╭─ Input data

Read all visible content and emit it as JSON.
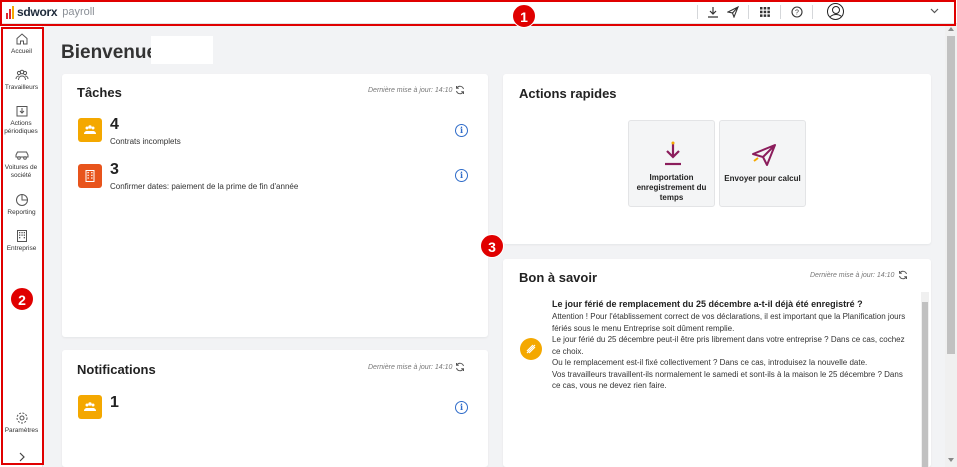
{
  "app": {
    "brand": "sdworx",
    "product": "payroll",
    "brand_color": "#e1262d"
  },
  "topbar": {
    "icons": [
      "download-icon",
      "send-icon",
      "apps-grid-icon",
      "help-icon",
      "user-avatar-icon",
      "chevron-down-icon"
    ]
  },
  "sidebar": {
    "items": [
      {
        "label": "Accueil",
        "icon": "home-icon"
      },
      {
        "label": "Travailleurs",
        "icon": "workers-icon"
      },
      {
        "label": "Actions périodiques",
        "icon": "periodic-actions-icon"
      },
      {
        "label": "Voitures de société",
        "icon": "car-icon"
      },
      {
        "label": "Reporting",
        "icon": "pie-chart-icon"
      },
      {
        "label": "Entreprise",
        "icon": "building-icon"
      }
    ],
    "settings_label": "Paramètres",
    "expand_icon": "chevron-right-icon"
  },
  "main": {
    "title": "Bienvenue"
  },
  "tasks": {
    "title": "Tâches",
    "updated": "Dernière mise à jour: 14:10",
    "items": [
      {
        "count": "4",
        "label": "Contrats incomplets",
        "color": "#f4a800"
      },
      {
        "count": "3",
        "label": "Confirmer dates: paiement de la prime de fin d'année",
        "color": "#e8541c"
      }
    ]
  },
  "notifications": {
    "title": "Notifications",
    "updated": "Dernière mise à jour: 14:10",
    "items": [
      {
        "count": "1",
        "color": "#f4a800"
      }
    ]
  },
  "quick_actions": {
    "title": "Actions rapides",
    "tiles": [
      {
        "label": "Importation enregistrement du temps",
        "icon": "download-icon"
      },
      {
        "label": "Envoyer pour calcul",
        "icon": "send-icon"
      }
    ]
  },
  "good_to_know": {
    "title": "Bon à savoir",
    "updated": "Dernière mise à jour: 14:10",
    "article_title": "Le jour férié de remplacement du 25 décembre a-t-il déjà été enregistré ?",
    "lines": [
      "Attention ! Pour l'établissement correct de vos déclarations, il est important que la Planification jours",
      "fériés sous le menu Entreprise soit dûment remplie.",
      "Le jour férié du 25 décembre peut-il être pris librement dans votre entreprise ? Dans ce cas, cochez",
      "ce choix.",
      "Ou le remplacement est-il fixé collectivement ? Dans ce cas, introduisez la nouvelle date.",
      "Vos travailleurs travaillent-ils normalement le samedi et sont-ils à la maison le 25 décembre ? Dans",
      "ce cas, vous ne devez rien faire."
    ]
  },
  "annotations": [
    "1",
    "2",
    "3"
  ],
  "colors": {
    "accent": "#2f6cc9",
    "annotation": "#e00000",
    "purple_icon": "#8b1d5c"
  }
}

╰─

◆ Exercise aim
Return the listing above word for word, with the pictures removed.

◆ Full answer
Read all visible content and emit it as JSON.
{
  "app": {
    "brand": "sdworx",
    "product": "payroll",
    "brand_color": "#e1262d"
  },
  "topbar": {
    "icons": [
      "download-icon",
      "send-icon",
      "apps-grid-icon",
      "help-icon",
      "user-avatar-icon",
      "chevron-down-icon"
    ]
  },
  "sidebar": {
    "items": [
      {
        "label": "Accueil",
        "icon": "home-icon"
      },
      {
        "label": "Travailleurs",
        "icon": "workers-icon"
      },
      {
        "label": "Actions périodiques",
        "icon": "periodic-actions-icon"
      },
      {
        "label": "Voitures de société",
        "icon": "car-icon"
      },
      {
        "label": "Reporting",
        "icon": "pie-chart-icon"
      },
      {
        "label": "Entreprise",
        "icon": "building-icon"
      }
    ],
    "settings_label": "Paramètres",
    "expand_icon": "chevron-right-icon"
  },
  "main": {
    "title": "Bienvenue"
  },
  "tasks": {
    "title": "Tâches",
    "updated": "Dernière mise à jour: 14:10",
    "items": [
      {
        "count": "4",
        "label": "Contrats incomplets",
        "color": "#f4a800"
      },
      {
        "count": "3",
        "label": "Confirmer dates: paiement de la prime de fin d'année",
        "color": "#e8541c"
      }
    ]
  },
  "notifications": {
    "title": "Notifications",
    "updated": "Dernière mise à jour: 14:10",
    "items": [
      {
        "count": "1",
        "color": "#f4a800"
      }
    ]
  },
  "quick_actions": {
    "title": "Actions rapides",
    "tiles": [
      {
        "label": "Importation enregistrement du temps",
        "icon": "download-icon"
      },
      {
        "label": "Envoyer pour calcul",
        "icon": "send-icon"
      }
    ]
  },
  "good_to_know": {
    "title": "Bon à savoir",
    "updated": "Dernière mise à jour: 14:10",
    "article_title": "Le jour férié de remplacement du 25 décembre a-t-il déjà été enregistré ?",
    "lines": [
      "Attention ! Pour l'établissement correct de vos déclarations, il est important que la Planification jours",
      "fériés sous le menu Entreprise soit dûment remplie.",
      "Le jour férié du 25 décembre peut-il être pris librement dans votre entreprise ? Dans ce cas, cochez",
      "ce choix.",
      "Ou le remplacement est-il fixé collectivement ? Dans ce cas, introduisez la nouvelle date.",
      "Vos travailleurs travaillent-ils normalement le samedi et sont-ils à la maison le 25 décembre ? Dans",
      "ce cas, vous ne devez rien faire."
    ]
  },
  "annotations": [
    "1",
    "2",
    "3"
  ],
  "colors": {
    "accent": "#2f6cc9",
    "annotation": "#e00000",
    "purple_icon": "#8b1d5c"
  }
}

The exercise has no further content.